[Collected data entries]
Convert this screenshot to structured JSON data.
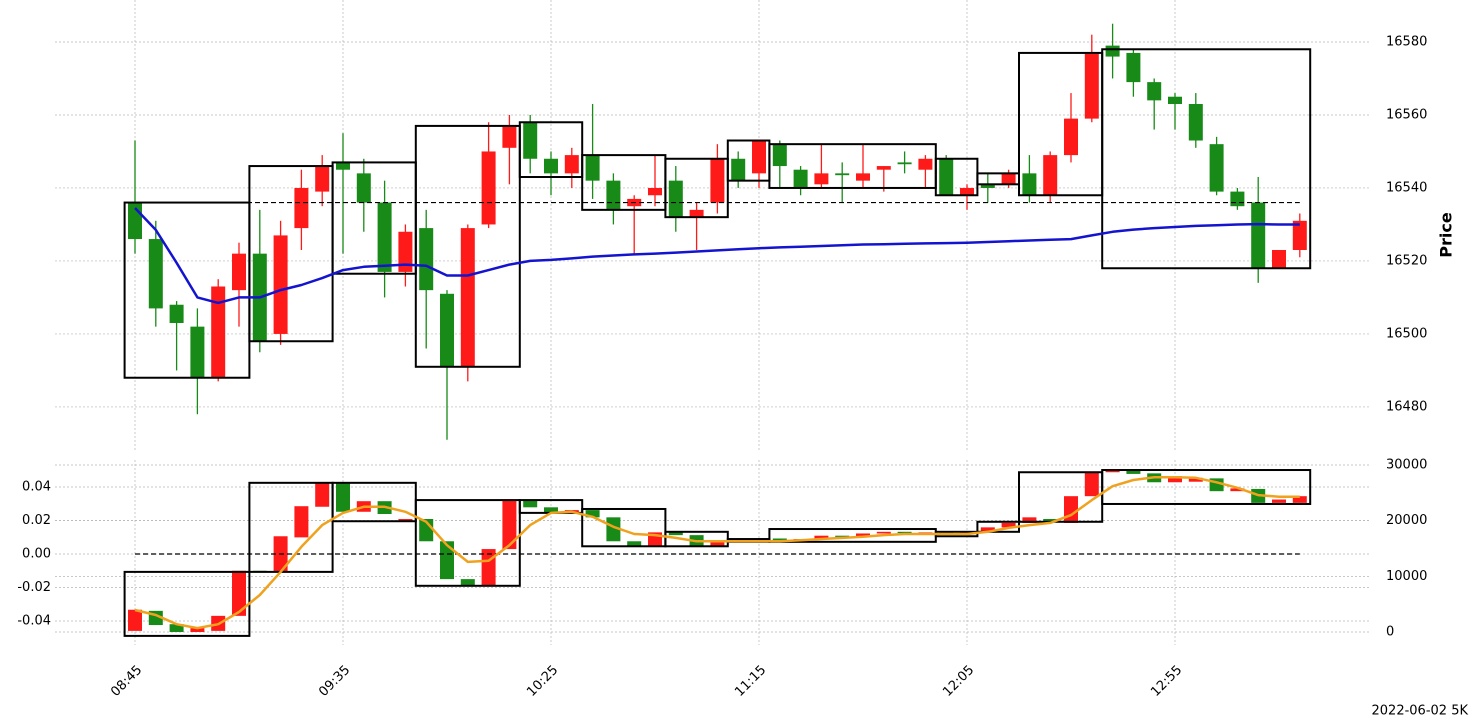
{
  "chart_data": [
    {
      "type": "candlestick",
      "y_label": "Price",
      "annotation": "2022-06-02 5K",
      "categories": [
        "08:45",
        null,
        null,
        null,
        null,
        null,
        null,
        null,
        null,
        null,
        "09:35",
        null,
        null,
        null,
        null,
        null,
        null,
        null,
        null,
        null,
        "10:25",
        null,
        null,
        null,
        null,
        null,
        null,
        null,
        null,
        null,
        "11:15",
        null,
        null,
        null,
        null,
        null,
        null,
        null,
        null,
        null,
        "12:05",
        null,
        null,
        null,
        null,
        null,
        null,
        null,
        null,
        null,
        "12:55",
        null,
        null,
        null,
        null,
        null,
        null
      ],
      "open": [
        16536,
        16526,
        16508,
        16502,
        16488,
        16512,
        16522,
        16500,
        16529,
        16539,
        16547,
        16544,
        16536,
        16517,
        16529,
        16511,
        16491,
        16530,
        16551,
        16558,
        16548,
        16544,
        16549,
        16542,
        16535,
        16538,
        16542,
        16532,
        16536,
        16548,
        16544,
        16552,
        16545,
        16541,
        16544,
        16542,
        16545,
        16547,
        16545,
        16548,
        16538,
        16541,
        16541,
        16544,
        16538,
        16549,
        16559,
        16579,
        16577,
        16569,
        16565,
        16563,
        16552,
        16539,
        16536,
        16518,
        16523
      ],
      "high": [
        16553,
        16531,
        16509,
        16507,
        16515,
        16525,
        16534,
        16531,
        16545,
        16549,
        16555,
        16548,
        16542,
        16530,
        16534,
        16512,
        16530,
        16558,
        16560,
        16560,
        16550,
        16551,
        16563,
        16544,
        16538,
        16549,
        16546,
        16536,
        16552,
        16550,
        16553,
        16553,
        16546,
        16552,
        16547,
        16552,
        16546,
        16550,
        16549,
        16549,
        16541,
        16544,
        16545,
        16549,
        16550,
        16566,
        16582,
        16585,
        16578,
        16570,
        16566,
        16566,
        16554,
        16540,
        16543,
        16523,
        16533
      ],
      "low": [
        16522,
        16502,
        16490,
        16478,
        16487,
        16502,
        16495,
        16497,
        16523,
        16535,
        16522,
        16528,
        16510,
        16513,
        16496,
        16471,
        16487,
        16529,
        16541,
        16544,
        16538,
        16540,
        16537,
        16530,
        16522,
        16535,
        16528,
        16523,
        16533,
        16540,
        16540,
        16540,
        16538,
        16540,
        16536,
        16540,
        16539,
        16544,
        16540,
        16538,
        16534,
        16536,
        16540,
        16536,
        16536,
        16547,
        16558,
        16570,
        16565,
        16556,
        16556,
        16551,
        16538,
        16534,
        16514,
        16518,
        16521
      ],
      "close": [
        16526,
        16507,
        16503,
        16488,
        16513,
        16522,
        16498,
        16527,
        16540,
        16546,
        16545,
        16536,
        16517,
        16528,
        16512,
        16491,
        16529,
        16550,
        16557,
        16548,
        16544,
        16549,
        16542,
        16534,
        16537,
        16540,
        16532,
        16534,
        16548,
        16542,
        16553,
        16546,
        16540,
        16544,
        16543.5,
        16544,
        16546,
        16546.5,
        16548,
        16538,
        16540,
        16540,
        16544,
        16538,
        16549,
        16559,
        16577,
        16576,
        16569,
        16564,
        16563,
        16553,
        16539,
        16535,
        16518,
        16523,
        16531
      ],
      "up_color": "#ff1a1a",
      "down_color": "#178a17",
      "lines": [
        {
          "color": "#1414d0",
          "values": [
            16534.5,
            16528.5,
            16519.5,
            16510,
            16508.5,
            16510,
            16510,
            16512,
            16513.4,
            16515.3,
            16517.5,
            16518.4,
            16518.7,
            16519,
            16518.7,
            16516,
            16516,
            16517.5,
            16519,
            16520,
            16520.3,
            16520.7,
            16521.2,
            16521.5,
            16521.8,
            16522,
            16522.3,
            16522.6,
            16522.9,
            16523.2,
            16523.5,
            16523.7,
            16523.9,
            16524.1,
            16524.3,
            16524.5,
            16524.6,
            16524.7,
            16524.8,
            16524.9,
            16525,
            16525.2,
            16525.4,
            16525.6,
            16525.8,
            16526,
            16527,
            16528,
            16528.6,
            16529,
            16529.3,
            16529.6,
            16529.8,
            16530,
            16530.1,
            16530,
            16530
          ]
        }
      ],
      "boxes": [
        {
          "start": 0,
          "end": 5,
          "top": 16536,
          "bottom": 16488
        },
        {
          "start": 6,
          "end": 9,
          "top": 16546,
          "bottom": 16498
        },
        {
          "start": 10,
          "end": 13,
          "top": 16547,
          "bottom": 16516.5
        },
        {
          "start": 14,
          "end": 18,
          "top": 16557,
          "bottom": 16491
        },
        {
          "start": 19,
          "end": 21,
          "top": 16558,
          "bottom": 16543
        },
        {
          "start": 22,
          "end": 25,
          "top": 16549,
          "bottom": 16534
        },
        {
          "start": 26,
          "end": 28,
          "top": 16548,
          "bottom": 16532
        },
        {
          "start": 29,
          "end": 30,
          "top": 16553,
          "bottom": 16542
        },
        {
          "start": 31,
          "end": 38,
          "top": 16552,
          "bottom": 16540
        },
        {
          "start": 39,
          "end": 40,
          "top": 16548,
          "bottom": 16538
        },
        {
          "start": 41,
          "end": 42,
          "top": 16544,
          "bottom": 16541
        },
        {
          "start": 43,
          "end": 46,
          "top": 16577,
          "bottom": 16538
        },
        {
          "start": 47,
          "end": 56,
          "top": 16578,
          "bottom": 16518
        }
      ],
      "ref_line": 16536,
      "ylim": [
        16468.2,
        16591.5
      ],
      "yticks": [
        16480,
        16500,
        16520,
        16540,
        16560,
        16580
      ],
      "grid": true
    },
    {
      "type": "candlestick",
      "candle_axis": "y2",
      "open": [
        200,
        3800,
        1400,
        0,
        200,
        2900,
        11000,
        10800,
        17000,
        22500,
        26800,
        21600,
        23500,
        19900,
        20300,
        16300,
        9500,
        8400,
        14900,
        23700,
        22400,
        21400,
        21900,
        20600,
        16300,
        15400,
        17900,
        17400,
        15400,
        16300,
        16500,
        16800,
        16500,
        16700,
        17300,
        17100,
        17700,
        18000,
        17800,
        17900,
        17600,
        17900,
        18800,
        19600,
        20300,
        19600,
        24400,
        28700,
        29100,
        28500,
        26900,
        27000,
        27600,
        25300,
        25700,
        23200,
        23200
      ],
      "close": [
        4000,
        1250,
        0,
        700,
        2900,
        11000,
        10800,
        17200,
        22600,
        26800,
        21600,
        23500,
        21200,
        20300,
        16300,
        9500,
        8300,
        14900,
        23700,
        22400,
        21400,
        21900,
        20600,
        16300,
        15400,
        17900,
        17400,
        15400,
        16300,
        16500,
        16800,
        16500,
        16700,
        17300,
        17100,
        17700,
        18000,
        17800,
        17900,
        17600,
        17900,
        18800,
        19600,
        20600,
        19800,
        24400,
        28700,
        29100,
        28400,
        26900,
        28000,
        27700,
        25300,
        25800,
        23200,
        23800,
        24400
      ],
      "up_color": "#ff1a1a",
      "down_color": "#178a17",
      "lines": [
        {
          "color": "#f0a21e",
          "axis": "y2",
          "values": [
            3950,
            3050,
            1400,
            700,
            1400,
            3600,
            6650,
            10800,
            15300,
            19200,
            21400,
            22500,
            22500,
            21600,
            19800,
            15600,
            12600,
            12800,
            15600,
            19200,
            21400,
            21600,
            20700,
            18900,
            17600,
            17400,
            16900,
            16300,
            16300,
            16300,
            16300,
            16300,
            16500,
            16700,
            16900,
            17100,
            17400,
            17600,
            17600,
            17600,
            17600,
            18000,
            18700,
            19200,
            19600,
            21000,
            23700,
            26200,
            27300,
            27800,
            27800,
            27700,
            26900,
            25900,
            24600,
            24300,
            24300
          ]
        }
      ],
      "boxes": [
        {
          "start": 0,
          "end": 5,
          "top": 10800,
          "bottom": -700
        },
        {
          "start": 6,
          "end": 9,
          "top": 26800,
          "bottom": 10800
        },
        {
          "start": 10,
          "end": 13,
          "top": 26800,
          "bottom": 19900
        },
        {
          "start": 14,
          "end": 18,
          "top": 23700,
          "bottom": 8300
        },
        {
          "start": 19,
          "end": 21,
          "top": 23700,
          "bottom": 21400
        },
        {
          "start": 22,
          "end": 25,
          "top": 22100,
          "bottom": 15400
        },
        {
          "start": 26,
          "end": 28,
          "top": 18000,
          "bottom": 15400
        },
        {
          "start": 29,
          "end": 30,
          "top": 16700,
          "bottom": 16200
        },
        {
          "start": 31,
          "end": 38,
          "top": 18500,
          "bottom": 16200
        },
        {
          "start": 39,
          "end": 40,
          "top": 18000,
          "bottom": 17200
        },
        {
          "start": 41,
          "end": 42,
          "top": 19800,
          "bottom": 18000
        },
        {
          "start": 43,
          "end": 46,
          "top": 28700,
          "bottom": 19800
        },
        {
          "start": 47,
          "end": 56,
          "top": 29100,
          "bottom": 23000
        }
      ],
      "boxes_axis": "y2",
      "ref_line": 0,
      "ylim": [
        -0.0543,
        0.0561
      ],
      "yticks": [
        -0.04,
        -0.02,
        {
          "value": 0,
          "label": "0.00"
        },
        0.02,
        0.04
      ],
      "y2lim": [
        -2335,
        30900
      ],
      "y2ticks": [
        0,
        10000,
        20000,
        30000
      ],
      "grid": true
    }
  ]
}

...

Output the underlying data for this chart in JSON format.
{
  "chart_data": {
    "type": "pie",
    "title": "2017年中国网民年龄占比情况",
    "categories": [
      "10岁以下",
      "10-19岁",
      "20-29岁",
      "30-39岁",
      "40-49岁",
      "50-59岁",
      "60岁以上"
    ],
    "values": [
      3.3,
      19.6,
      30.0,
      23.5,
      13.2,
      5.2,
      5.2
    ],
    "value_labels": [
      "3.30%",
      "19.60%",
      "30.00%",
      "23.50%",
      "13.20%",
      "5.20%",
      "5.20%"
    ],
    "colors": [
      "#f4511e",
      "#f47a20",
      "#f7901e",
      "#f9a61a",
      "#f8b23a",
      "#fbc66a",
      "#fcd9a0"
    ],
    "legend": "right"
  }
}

* [Stated exercise]:
Show every line from the entries above in which the word "this" appears.

* [Final result]:
Convert this screenshot to structured JSON data.
Output the underlying data for this chart in JSON format.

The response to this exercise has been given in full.